* [SOURCE EXTRACT]:
☆ ☆ ☆ ☆

I personally do some Django development on a netbook and have found it excellent, especially while commuting. I have not had a problem with being under powered (I don't know how Android development would compare) and the only downside has been the lack of screen realestate. Thankfully I bought a netbook with a reasonable keyboard size (Asus Eee PC S101).


Using IDEs with netbook is not really good experience: screen area is just too small for having all components on screen same time and you cannot help noticing that modern IDEs do need way too much resources to be smooth on such tiny machine. Netbooks cannot really be used like normal laptops: usually there is no other option than programs fullscreen, which in practise means you need virtual desktops. This effectively throws windows to the bin, but if that is not problem for you.. go ahead and get one. Just make sure you test it beforehand, many netbooks still have horrible keyboards!

Lately I have been doing most of my developing on netbook using vim and must say I love it. There is no performance problems with any scripting languages, not even while having mysql + rails/cakephp on. Only problem is compiling bigger projects when doing c/c++, but that isn't problem if you have access to box with more power like you suggested.

☆ ☆ ☆ ☆

Please reproduce the netbook programming text word for word, from "Using IDEs with" to "have horrible keyboards!". The listing has no connection to the netbook programming text.

* [INFORMATION SUPPLIED]:
☆ ☆ ☆ ☆

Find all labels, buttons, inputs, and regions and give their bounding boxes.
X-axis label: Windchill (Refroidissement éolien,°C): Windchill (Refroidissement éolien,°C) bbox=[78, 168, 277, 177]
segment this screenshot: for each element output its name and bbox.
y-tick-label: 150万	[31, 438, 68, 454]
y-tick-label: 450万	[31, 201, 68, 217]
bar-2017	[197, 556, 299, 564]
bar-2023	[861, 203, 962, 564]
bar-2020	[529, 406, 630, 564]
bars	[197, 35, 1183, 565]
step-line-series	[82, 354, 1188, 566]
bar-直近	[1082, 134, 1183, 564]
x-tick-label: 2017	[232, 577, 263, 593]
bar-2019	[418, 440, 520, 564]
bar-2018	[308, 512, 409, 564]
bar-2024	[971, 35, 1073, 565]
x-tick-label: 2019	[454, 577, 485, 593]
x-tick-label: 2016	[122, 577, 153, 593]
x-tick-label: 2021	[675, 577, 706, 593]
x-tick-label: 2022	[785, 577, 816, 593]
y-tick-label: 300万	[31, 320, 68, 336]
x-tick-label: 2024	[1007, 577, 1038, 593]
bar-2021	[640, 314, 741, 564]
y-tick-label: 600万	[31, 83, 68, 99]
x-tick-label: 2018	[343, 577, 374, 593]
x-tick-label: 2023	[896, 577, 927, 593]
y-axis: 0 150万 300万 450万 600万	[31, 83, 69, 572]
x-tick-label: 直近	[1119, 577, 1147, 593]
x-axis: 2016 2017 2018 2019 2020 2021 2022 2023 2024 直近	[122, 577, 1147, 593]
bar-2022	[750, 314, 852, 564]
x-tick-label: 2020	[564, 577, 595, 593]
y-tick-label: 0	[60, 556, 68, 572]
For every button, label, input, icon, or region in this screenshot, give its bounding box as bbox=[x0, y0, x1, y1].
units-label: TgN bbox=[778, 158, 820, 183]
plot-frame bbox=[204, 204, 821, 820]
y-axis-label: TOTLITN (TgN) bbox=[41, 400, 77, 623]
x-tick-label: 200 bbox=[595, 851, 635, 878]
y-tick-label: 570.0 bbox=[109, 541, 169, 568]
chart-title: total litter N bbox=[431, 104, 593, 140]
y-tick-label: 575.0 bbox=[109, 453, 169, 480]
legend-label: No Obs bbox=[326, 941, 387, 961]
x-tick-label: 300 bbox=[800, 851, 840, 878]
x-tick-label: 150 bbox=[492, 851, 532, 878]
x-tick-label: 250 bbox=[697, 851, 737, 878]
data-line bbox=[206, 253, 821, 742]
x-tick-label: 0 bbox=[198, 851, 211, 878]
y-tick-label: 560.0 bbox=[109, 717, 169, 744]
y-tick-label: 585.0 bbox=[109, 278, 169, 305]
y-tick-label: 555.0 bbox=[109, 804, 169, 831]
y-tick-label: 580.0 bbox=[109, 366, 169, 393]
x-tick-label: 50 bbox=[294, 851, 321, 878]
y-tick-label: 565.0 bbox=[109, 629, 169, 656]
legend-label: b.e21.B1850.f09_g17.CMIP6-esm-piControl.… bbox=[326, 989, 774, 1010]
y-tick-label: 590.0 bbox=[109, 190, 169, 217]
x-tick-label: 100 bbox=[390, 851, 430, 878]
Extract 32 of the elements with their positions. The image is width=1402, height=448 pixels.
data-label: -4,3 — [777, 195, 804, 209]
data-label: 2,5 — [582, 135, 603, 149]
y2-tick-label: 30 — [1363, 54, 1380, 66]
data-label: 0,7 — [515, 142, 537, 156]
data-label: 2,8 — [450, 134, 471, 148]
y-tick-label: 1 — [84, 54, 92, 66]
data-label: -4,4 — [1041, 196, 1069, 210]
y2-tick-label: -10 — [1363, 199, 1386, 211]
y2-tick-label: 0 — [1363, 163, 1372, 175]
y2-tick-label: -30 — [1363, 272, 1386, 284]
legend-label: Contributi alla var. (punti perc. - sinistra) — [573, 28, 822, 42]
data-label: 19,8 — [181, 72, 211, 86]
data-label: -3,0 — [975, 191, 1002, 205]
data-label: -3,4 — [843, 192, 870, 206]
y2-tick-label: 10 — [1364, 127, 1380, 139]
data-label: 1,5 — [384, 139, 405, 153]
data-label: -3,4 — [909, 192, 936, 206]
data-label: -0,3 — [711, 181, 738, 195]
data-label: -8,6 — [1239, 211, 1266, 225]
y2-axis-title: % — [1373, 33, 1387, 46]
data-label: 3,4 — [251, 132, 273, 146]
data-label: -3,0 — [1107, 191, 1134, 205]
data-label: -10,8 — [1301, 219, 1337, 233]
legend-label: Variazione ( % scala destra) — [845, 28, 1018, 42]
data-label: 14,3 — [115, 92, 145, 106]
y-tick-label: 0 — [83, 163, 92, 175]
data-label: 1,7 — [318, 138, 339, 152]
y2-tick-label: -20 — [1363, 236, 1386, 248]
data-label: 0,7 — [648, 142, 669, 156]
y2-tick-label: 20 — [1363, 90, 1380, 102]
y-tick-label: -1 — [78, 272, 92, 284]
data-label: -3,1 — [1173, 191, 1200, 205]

☆ ☆ ☆ ☆

* [THE ANSWER]:
Using IDEs with netbook is not really good experience: screen area is just too small for having all components on screen same time and you cannot help noticing that modern IDEs do need way too much resources to be smooth on such tiny machine. Netbooks cannot really be used like normal laptops: usually there is no other option than programs fullscreen, which in practise means you need virtual desktops. This effectively throws windows to the bin, but if that is not problem for you.. go ahead and get one. Just make sure you test it beforehand, many netbooks still have horrible keyboards!